## [TASK PROMPT]
Skip the images and copy each record exactly as written.
═════ MATERIAL SHOWN ═════
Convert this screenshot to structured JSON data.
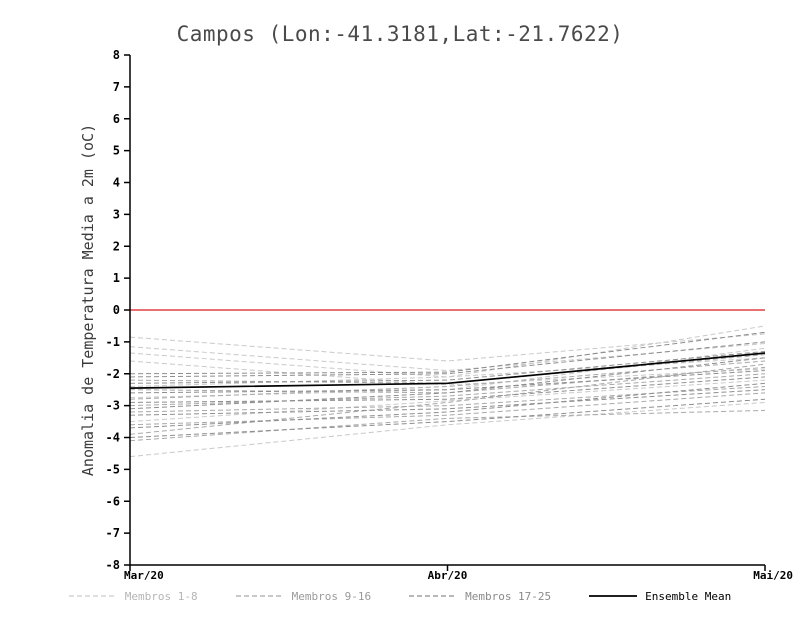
{
  "chart_data": {
    "type": "line",
    "title": "Campos (Lon:-41.3181,Lat:-21.7622)",
    "xlabel": "",
    "ylabel": "Anomalia de Temperatura Media a 2m (oC)",
    "x_tick_labels": [
      "Mar/20",
      "Abr/20",
      "Mai/20"
    ],
    "ylim": [
      -8,
      8
    ],
    "y_ticks": [
      8,
      7,
      6,
      5,
      4,
      3,
      2,
      1,
      0,
      -1,
      -2,
      -3,
      -4,
      -5,
      -6,
      -7,
      -8
    ],
    "grid": false,
    "zero_line": {
      "value": 0,
      "color": "#e04040"
    },
    "axis_color": "#000000",
    "groups": [
      {
        "name": "Membros 1-8",
        "color": "#c9c9c9",
        "style": "dashed",
        "members": [
          [
            -0.85,
            -1.6,
            -0.75
          ],
          [
            -1.15,
            -1.9,
            -1.05
          ],
          [
            -1.35,
            -2.1,
            -1.5
          ],
          [
            -1.6,
            -2.35,
            -1.85
          ],
          [
            -2.4,
            -2.1,
            -0.5
          ],
          [
            -2.75,
            -2.5,
            -1.2
          ],
          [
            -3.5,
            -2.85,
            -2.2
          ],
          [
            -4.6,
            -3.6,
            -2.9
          ]
        ]
      },
      {
        "name": "Membros 9-16",
        "color": "#a8a8a8",
        "style": "dashed",
        "members": [
          [
            -2.2,
            -2.3,
            -1.4
          ],
          [
            -2.5,
            -2.6,
            -1.8
          ],
          [
            -2.8,
            -2.4,
            -1.6
          ],
          [
            -3.0,
            -2.7,
            -2.0
          ],
          [
            -3.2,
            -3.0,
            -2.4
          ],
          [
            -3.6,
            -3.3,
            -2.6
          ],
          [
            -3.9,
            -2.9,
            -1.7
          ],
          [
            -4.1,
            -3.4,
            -3.15
          ]
        ]
      },
      {
        "name": "Membros 17-25",
        "color": "#8e8e8e",
        "style": "dashed",
        "members": [
          [
            -2.0,
            -1.95,
            -0.7
          ],
          [
            -2.3,
            -2.2,
            -1.3
          ],
          [
            -2.6,
            -2.5,
            -1.9
          ],
          [
            -2.9,
            -2.8,
            -2.1
          ],
          [
            -3.1,
            -2.6,
            -1.5
          ],
          [
            -3.3,
            -3.1,
            -2.5
          ],
          [
            -3.7,
            -3.2,
            -2.3
          ],
          [
            -4.0,
            -3.5,
            -2.8
          ],
          [
            -2.1,
            -2.0,
            -1.0
          ]
        ]
      }
    ],
    "ensemble_mean": {
      "name": "Ensemble Mean",
      "color": "#000000",
      "style": "solid",
      "values": [
        -2.45,
        -2.3,
        -1.35
      ]
    },
    "legend_position": "bottom"
  },
  "legend": {
    "items": [
      {
        "label": "Membros 1-8",
        "color": "#b5b5b5",
        "line_color": "#c9c9c9",
        "style": "dashed"
      },
      {
        "label": "Membros 9-16",
        "color": "#9a9a9a",
        "line_color": "#a8a8a8",
        "style": "dashed"
      },
      {
        "label": "Membros 17-25",
        "color": "#8a8a8a",
        "line_color": "#8e8e8e",
        "style": "dashed"
      },
      {
        "label": "Ensemble Mean",
        "color": "#000000",
        "line_color": "#000000",
        "style": "solid"
      }
    ]
  }
}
═════
## [EXERCISE SOLUTION]
Convert this screenshot to structured JSON data.
{
  "chart_data": {
    "type": "line",
    "title": "Campos (Lon:-41.3181,Lat:-21.7622)",
    "xlabel": "",
    "ylabel": "Anomalia de Temperatura Media a 2m (oC)",
    "x_tick_labels": [
      "Mar/20",
      "Abr/20",
      "Mai/20"
    ],
    "ylim": [
      -8,
      8
    ],
    "y_ticks": [
      8,
      7,
      6,
      5,
      4,
      3,
      2,
      1,
      0,
      -1,
      -2,
      -3,
      -4,
      -5,
      -6,
      -7,
      -8
    ],
    "grid": false,
    "zero_line": {
      "value": 0,
      "color": "#e04040"
    },
    "axis_color": "#000000",
    "groups": [
      {
        "name": "Membros 1-8",
        "color": "#c9c9c9",
        "style": "dashed",
        "members": [
          [
            -0.85,
            -1.6,
            -0.75
          ],
          [
            -1.15,
            -1.9,
            -1.05
          ],
          [
            -1.35,
            -2.1,
            -1.5
          ],
          [
            -1.6,
            -2.35,
            -1.85
          ],
          [
            -2.4,
            -2.1,
            -0.5
          ],
          [
            -2.75,
            -2.5,
            -1.2
          ],
          [
            -3.5,
            -2.85,
            -2.2
          ],
          [
            -4.6,
            -3.6,
            -2.9
          ]
        ]
      },
      {
        "name": "Membros 9-16",
        "color": "#a8a8a8",
        "style": "dashed",
        "members": [
          [
            -2.2,
            -2.3,
            -1.4
          ],
          [
            -2.5,
            -2.6,
            -1.8
          ],
          [
            -2.8,
            -2.4,
            -1.6
          ],
          [
            -3.0,
            -2.7,
            -2.0
          ],
          [
            -3.2,
            -3.0,
            -2.4
          ],
          [
            -3.6,
            -3.3,
            -2.6
          ],
          [
            -3.9,
            -2.9,
            -1.7
          ],
          [
            -4.1,
            -3.4,
            -3.15
          ]
        ]
      },
      {
        "name": "Membros 17-25",
        "color": "#8e8e8e",
        "style": "dashed",
        "members": [
          [
            -2.0,
            -1.95,
            -0.7
          ],
          [
            -2.3,
            -2.2,
            -1.3
          ],
          [
            -2.6,
            -2.5,
            -1.9
          ],
          [
            -2.9,
            -2.8,
            -2.1
          ],
          [
            -3.1,
            -2.6,
            -1.5
          ],
          [
            -3.3,
            -3.1,
            -2.5
          ],
          [
            -3.7,
            -3.2,
            -2.3
          ],
          [
            -4.0,
            -3.5,
            -2.8
          ],
          [
            -2.1,
            -2.0,
            -1.0
          ]
        ]
      }
    ],
    "ensemble_mean": {
      "name": "Ensemble Mean",
      "color": "#000000",
      "style": "solid",
      "values": [
        -2.45,
        -2.3,
        -1.35
      ]
    },
    "legend_position": "bottom"
  },
  "legend": {
    "items": [
      {
        "label": "Membros 1-8",
        "color": "#b5b5b5",
        "line_color": "#c9c9c9",
        "style": "dashed"
      },
      {
        "label": "Membros 9-16",
        "color": "#9a9a9a",
        "line_color": "#a8a8a8",
        "style": "dashed"
      },
      {
        "label": "Membros 17-25",
        "color": "#8a8a8a",
        "line_color": "#8e8e8e",
        "style": "dashed"
      },
      {
        "label": "Ensemble Mean",
        "color": "#000000",
        "line_color": "#000000",
        "style": "solid"
      }
    ]
  }
}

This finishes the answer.